EXERCISE INPUT:
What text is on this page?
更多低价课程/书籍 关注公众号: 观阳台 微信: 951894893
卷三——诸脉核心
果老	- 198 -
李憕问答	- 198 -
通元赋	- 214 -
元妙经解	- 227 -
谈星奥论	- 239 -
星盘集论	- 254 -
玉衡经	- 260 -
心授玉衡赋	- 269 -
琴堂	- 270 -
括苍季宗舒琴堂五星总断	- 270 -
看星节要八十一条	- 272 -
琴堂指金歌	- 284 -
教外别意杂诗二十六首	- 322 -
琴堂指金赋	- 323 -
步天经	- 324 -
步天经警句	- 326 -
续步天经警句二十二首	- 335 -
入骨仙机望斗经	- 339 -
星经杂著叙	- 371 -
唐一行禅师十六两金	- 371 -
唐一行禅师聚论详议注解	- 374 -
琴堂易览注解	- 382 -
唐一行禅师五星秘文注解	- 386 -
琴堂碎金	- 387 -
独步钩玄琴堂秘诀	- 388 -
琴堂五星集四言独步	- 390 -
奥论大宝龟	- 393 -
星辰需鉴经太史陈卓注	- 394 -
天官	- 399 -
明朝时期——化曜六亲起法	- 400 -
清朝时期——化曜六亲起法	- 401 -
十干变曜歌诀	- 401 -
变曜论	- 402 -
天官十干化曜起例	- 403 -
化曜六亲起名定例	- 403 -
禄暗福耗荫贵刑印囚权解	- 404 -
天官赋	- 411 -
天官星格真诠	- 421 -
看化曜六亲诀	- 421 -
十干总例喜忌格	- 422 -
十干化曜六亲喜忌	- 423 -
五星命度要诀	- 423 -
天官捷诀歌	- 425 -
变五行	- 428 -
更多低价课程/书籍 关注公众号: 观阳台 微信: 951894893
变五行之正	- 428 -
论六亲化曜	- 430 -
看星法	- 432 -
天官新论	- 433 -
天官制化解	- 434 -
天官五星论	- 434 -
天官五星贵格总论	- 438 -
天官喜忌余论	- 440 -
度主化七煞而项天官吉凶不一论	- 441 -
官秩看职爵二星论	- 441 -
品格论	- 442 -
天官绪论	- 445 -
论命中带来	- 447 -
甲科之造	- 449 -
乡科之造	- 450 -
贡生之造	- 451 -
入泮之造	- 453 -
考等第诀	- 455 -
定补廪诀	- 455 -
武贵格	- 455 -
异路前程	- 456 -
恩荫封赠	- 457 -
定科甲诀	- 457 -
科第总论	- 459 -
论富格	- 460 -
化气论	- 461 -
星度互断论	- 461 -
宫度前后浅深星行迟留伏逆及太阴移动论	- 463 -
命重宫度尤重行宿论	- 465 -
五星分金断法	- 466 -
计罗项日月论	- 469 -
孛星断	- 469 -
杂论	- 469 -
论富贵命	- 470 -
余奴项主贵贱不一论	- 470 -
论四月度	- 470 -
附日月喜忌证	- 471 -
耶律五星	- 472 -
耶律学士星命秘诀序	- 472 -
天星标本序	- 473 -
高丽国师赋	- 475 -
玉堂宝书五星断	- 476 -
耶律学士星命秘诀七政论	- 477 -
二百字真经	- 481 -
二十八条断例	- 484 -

TASK DIRECTIONS:
Quote all the records exactly, please, leaving none out.

WORKED SOLUTION:
What text is on this page?
更多低价课程/书籍 关注公众号: 观阳台 微信: 951894893
卷三——诸脉核心
果老	- 198 -
李憕问答	- 198 -
通元赋	- 214 -
元妙经解	- 227 -
谈星奥论	- 239 -
星盘集论	- 254 -
玉衡经	- 260 -
心授玉衡赋	- 269 -
琴堂	- 270 -
括苍季宗舒琴堂五星总断	- 270 -
看星节要八十一条	- 272 -
琴堂指金歌	- 284 -
教外别意杂诗二十六首	- 322 -
琴堂指金赋	- 323 -
步天经	- 324 -
步天经警句	- 326 -
续步天经警句二十二首	- 335 -
入骨仙机望斗经	- 339 -
星经杂著叙	- 371 -
唐一行禅师十六两金	- 371 -
唐一行禅师聚论详议注解	- 374 -
琴堂易览注解	- 382 -
唐一行禅师五星秘文注解	- 386 -
琴堂碎金	- 387 -
独步钩玄琴堂秘诀	- 388 -
琴堂五星集四言独步	- 390 -
奥论大宝龟	- 393 -
星辰需鉴经太史陈卓注	- 394 -
天官	- 399 -
明朝时期——化曜六亲起法	- 400 -
清朝时期——化曜六亲起法	- 401 -
十干变曜歌诀	- 401 -
变曜论	- 402 -
天官十干化曜起例	- 403 -
化曜六亲起名定例	- 403 -
禄暗福耗荫贵刑印囚权解	- 404 -
天官赋	- 411 -
天官星格真诠	- 421 -
看化曜六亲诀	- 421 -
十干总例喜忌格	- 422 -
十干化曜六亲喜忌	- 423 -
五星命度要诀	- 423 -
天官捷诀歌	- 425 -
变五行	- 428 -
更多低价课程/书籍 关注公众号: 观阳台 微信: 951894893
变五行之正	- 428 -
论六亲化曜	- 430 -
看星法	- 432 -
天官新论	- 433 -
天官制化解	- 434 -
天官五星论	- 434 -
天官五星贵格总论	- 438 -
天官喜忌余论	- 440 -
度主化七煞而项天官吉凶不一论	- 441 -
官秩看职爵二星论	- 441 -
品格论	- 442 -
天官绪论	- 445 -
论命中带来	- 447 -
甲科之造	- 449 -
乡科之造	- 450 -
贡生之造	- 451 -
入泮之造	- 453 -
考等第诀	- 455 -
定补廪诀	- 455 -
武贵格	- 455 -
异路前程	- 456 -
恩荫封赠	- 457 -
定科甲诀	- 457 -
科第总论	- 459 -
论富格	- 460 -
化气论	- 461 -
星度互断论	- 461 -
宫度前后浅深星行迟留伏逆及太阴移动论	- 463 -
命重宫度尤重行宿论	- 465 -
五星分金断法	- 466 -
计罗项日月论	- 469 -
孛星断	- 469 -
杂论	- 469 -
论富贵命	- 470 -
余奴项主贵贱不一论	- 470 -
论四月度	- 470 -
附日月喜忌证	- 471 -
耶律五星	- 472 -
耶律学士星命秘诀序	- 472 -
天星标本序	- 473 -
高丽国师赋	- 475 -
玉堂宝书五星断	- 476 -
耶律学士星命秘诀七政论	- 477 -
二百字真经	- 481 -
二十八条断例	- 484 -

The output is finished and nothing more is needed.